#### What needs to be done
Find each line below that has the word "outlier" in it, matching capital and small letters exactly, and copy those lines out.

#### Records supplied

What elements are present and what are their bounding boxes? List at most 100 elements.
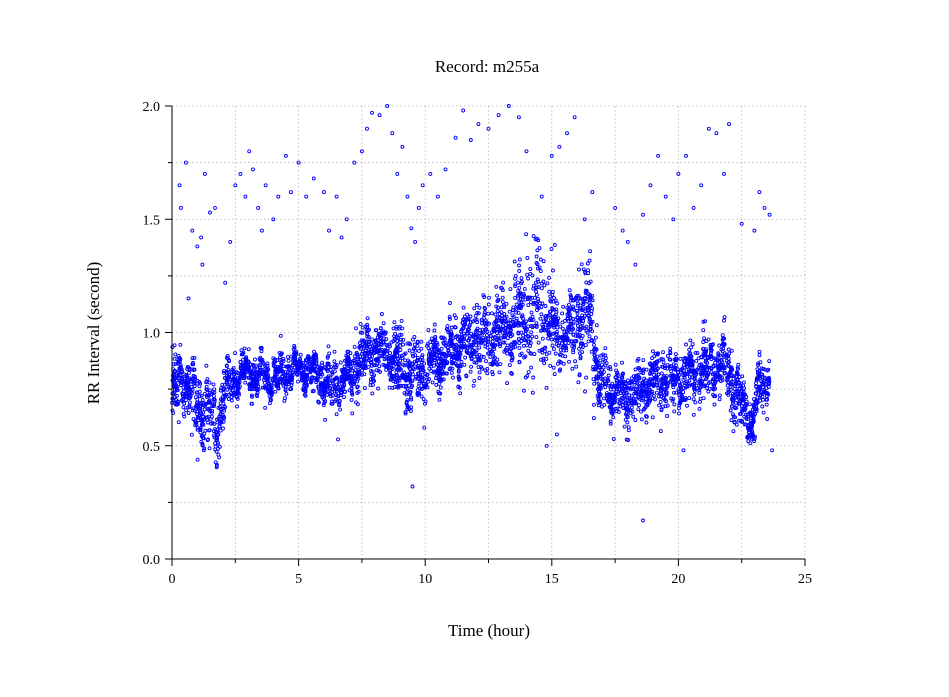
data-point: [543, 314, 548, 319]
data-point: [577, 351, 582, 356]
y-axis-label: RR Interval (second): [84, 262, 103, 405]
data-point: [563, 354, 568, 359]
data-point: [226, 367, 231, 372]
data-point: [184, 373, 189, 378]
data-point: [261, 360, 266, 365]
data-point: [246, 375, 251, 380]
data-point: [420, 365, 425, 370]
data-point: [665, 353, 670, 358]
data-point: [287, 373, 292, 378]
data-point: [718, 365, 723, 370]
data-point: [646, 378, 651, 383]
data-point: [227, 380, 232, 385]
data-point: [392, 320, 397, 325]
data-point: [312, 365, 317, 370]
data-point: [577, 328, 582, 332]
data-point: [378, 326, 383, 331]
data-point: [405, 403, 410, 408]
data-point: [508, 287, 513, 292]
data-point: [681, 373, 686, 378]
outlier-point: [195, 244, 200, 249]
data-point: [764, 402, 769, 407]
data-point: [672, 402, 677, 407]
data-point: [653, 368, 658, 373]
data-point: [368, 345, 373, 349]
data-point: [332, 359, 337, 364]
data-point: [760, 375, 765, 379]
data-point: [534, 289, 539, 294]
data-point: [629, 405, 634, 410]
data-point: [403, 385, 408, 390]
data-point: [513, 295, 518, 300]
data-point: [570, 366, 575, 371]
data-point: [265, 376, 270, 381]
data-point: [505, 381, 510, 386]
data-point: [326, 344, 331, 349]
data-point: [437, 397, 442, 402]
data-point: [593, 335, 598, 340]
data-point: [736, 401, 741, 406]
data-point: [709, 344, 714, 349]
data-point: [393, 331, 398, 336]
data-point: [550, 306, 555, 311]
data-point: [609, 383, 614, 388]
data-point: [388, 351, 393, 356]
data-point: [530, 390, 535, 395]
data-point: [661, 357, 665, 362]
data-point: [725, 375, 730, 380]
data-point: [218, 388, 223, 393]
data-point: [349, 397, 354, 402]
data-point: [395, 356, 400, 361]
data-point: [534, 254, 539, 259]
data-point: [571, 304, 575, 309]
data-point: [413, 375, 418, 379]
data-point: [575, 309, 579, 313]
data-point: [323, 417, 328, 422]
data-point: [180, 376, 185, 381]
data-point: [454, 316, 458, 320]
data-point: [519, 323, 524, 328]
outlier-point: [405, 194, 410, 199]
data-point: [453, 325, 458, 330]
data-point: [490, 339, 495, 344]
data-point: [377, 332, 382, 337]
data-point: [736, 366, 740, 371]
data-point: [596, 397, 601, 402]
data-point: [438, 363, 443, 368]
data-point: [258, 372, 263, 377]
data-point: [554, 342, 559, 346]
data-point: [181, 412, 186, 417]
data-point: [761, 410, 766, 415]
data-point: [219, 420, 224, 425]
data-point: [451, 361, 456, 365]
data-point: [764, 385, 769, 390]
data-point: [547, 289, 552, 294]
data-point: [322, 394, 327, 399]
data-point: [659, 371, 664, 376]
data-point: [717, 343, 722, 348]
data-point: [627, 383, 632, 388]
data-point: [567, 327, 572, 332]
data-point: [267, 393, 272, 398]
data-point: [550, 343, 555, 348]
data-point: [620, 403, 625, 408]
data-point: [242, 346, 247, 351]
data-point: [760, 385, 765, 389]
data-point: [526, 297, 530, 301]
outlier-point: [663, 194, 668, 199]
data-point: [283, 381, 288, 386]
data-point: [637, 390, 642, 394]
data-point: [678, 382, 683, 387]
data-point: [373, 328, 378, 333]
data-point: [314, 377, 319, 382]
data-point: [673, 366, 678, 371]
data-point: [212, 397, 217, 402]
data-point: [532, 352, 537, 357]
data-point: [254, 374, 259, 379]
outlier-point: [524, 149, 529, 154]
data-point: [407, 374, 412, 379]
outlier-point: [516, 115, 521, 120]
data-point: [235, 396, 240, 401]
data-point: [698, 399, 702, 404]
data-point: [363, 363, 368, 368]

#### Answer for this exercise
outlier-point: [195, 244, 200, 249]
outlier-point: [405, 194, 410, 199]
outlier-point: [663, 194, 668, 199]
outlier-point: [524, 149, 529, 154]
outlier-point: [516, 115, 521, 120]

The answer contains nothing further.